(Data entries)
========================================================================

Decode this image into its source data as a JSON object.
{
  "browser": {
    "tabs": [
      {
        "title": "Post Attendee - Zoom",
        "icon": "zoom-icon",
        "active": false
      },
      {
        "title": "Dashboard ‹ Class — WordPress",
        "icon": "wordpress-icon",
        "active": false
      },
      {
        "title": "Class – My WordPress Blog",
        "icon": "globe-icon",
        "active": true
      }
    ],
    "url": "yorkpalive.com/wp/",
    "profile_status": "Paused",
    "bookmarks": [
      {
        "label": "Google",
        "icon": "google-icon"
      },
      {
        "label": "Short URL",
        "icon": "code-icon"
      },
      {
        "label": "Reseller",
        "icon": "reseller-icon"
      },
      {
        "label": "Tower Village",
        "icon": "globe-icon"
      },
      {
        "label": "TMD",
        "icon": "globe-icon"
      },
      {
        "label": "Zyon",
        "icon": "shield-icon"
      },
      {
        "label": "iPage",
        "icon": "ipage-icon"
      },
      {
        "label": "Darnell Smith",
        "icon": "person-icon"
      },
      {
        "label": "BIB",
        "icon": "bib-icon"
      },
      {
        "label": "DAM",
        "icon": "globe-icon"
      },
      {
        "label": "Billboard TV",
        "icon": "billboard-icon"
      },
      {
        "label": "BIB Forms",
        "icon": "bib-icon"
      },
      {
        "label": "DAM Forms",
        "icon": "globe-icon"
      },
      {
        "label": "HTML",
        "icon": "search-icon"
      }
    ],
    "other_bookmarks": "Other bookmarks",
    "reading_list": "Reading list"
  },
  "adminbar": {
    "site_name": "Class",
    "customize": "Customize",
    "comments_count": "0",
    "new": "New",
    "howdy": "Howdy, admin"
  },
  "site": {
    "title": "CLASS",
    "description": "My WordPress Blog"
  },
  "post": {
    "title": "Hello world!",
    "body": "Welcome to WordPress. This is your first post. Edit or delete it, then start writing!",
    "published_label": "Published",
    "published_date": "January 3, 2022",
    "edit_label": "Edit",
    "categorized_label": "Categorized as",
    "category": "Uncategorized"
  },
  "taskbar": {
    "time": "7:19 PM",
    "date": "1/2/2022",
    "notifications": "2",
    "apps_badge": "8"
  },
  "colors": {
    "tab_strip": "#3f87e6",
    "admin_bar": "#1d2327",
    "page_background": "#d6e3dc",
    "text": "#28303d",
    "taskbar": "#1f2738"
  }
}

========================================================================

_WRITTEN INSTRUCTION_
Go through the listing above and return every line where the word "bookmarks" occurs.

_TASK ANSWER_
    "bookmarks": [
    "other_bookmarks": "Other bookmarks",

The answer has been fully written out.